The exercise >>
Read the lines that follow and pick out every one containing the word "Type".

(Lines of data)
-*-

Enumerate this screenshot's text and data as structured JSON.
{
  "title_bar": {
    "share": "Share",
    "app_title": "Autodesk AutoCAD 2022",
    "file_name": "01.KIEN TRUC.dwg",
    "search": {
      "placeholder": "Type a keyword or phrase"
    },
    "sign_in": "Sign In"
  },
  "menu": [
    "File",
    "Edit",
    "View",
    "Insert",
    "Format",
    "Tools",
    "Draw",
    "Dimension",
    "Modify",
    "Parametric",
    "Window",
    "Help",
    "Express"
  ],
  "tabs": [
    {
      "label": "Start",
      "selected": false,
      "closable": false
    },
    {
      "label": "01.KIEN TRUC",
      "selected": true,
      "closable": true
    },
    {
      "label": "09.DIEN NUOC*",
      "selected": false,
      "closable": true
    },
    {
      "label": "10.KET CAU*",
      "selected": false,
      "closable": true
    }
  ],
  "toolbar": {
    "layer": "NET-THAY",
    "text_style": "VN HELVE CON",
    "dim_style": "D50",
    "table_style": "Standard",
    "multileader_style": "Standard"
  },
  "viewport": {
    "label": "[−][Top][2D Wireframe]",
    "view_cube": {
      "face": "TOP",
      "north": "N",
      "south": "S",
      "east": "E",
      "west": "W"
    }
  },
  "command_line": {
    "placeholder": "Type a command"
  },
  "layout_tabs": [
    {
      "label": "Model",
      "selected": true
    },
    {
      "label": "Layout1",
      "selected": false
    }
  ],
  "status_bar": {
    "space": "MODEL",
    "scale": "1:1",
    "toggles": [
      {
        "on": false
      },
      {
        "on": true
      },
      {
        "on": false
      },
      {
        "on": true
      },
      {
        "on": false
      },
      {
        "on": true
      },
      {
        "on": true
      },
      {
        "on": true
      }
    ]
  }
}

-*-

Full output >>
      "placeholder": "Type a keyword or phrase"
    "placeholder": "Type a command"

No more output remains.